### What the task requires
From the listing below, return each line that includes "this".

Dataset listings of figures:
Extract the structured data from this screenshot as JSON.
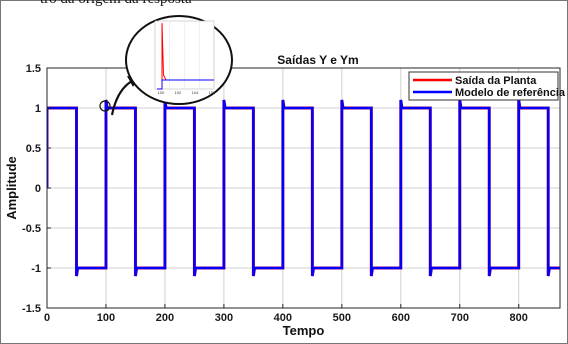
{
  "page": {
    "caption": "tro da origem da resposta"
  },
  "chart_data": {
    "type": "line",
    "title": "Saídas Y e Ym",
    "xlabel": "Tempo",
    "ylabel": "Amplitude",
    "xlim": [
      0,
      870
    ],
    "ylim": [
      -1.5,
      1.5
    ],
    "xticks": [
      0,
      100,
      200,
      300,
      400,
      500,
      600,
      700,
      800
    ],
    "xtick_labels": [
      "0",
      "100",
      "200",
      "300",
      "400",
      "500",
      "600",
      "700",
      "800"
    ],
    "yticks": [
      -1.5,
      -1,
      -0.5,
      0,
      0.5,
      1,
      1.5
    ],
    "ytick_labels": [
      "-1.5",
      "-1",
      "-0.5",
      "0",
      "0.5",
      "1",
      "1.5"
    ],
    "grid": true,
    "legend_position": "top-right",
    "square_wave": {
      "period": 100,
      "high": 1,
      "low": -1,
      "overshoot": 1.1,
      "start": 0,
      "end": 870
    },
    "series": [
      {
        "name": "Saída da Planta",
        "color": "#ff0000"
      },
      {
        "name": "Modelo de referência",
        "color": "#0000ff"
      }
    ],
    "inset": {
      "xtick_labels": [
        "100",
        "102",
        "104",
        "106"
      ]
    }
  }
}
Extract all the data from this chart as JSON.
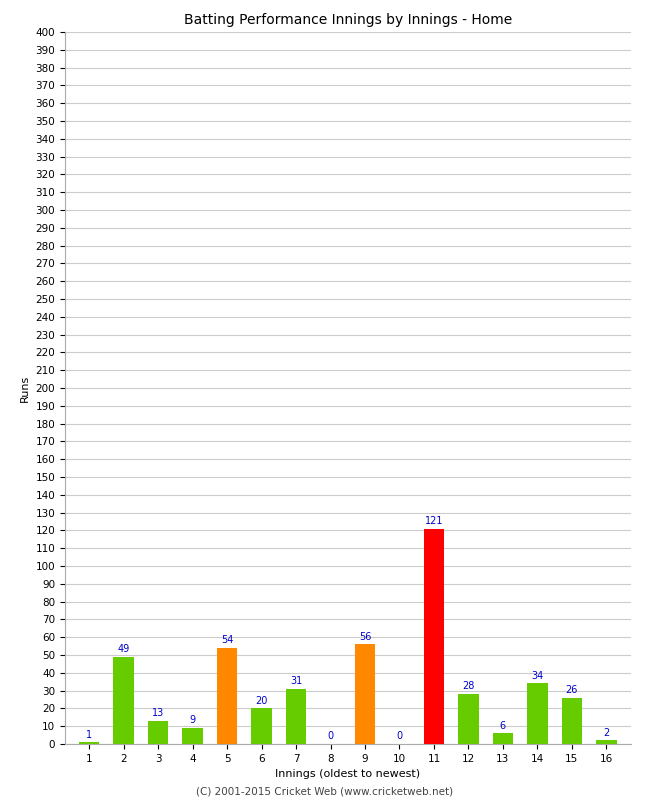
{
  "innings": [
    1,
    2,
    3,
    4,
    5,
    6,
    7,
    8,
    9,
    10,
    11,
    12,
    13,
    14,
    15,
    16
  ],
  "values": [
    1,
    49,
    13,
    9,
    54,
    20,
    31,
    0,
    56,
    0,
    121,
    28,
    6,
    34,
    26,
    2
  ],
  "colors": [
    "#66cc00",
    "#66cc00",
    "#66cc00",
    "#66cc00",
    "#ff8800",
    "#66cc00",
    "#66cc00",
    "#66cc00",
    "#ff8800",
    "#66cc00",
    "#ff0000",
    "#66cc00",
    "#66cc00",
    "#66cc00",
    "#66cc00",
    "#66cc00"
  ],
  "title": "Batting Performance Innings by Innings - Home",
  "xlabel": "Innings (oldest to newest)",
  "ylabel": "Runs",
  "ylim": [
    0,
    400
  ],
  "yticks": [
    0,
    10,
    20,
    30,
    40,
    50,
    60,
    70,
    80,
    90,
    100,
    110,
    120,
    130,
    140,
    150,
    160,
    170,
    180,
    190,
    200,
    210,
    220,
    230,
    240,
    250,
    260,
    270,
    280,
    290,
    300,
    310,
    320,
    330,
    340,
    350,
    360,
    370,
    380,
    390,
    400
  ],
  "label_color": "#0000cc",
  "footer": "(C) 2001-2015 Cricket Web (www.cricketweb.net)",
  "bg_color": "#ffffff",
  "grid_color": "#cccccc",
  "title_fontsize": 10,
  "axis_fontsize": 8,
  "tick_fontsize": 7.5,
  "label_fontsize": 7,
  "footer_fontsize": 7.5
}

...

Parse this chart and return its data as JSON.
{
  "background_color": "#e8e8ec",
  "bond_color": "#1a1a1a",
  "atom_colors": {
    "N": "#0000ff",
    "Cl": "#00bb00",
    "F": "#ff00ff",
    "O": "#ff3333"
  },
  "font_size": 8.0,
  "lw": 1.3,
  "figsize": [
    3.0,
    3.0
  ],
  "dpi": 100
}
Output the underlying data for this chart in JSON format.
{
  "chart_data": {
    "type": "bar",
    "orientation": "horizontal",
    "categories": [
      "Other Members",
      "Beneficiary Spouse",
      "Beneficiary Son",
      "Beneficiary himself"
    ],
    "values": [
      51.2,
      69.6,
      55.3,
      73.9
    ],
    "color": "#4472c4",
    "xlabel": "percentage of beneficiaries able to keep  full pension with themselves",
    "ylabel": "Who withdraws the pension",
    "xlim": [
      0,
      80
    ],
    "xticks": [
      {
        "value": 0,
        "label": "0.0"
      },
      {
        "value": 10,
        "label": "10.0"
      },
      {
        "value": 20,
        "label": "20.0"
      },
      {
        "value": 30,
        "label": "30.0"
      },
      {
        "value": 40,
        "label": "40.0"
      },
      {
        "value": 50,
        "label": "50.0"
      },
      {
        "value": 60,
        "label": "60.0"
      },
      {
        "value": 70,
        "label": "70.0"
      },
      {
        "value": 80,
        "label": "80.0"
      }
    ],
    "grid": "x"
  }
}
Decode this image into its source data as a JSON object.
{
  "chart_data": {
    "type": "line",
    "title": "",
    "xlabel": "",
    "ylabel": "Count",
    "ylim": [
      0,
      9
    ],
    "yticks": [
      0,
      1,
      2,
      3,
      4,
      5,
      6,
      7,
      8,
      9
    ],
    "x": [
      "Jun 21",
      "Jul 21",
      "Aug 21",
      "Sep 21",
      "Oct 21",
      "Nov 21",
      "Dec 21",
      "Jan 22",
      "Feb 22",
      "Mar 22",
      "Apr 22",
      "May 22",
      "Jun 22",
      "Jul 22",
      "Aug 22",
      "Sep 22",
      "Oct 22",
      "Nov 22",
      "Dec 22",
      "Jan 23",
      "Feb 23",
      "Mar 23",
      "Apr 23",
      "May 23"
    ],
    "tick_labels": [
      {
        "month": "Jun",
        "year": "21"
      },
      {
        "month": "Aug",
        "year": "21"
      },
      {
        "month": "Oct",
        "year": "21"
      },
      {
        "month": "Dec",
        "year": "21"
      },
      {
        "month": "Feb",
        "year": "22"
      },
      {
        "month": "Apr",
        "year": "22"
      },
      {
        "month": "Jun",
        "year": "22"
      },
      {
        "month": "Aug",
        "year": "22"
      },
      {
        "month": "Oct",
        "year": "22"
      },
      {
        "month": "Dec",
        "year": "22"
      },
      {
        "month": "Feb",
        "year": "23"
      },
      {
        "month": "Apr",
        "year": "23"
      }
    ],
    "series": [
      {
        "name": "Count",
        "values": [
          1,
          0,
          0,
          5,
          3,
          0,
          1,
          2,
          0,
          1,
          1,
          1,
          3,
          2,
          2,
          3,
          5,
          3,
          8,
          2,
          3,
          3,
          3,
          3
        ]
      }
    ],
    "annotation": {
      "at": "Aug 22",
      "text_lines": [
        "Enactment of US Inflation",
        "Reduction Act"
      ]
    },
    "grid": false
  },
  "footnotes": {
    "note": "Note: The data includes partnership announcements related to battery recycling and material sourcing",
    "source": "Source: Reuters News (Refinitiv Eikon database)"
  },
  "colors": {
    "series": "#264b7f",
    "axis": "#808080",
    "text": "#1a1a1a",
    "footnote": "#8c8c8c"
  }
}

* * *

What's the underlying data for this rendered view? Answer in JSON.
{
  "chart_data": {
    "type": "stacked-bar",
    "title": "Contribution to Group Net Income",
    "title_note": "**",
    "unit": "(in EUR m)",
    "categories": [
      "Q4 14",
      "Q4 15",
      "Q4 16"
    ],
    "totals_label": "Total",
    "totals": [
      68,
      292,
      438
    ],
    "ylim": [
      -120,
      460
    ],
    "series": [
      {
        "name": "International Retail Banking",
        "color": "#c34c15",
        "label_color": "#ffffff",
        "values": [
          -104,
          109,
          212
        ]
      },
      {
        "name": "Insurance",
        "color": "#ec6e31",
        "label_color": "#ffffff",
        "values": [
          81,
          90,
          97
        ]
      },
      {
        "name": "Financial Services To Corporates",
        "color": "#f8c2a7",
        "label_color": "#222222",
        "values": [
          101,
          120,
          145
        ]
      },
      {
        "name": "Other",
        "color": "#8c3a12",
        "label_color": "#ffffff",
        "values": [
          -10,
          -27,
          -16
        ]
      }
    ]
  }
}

### Reply to the exercise
Extract the structured data from this screenshot as JSON.
Extract all the data from this chart as JSON.
Parse this chart and return its data as JSON.
Output the underlying data for this chart in JSON format.
Decode this image into its source data as a JSON object.
What's the underlying data for this rendered view? Answer in JSON.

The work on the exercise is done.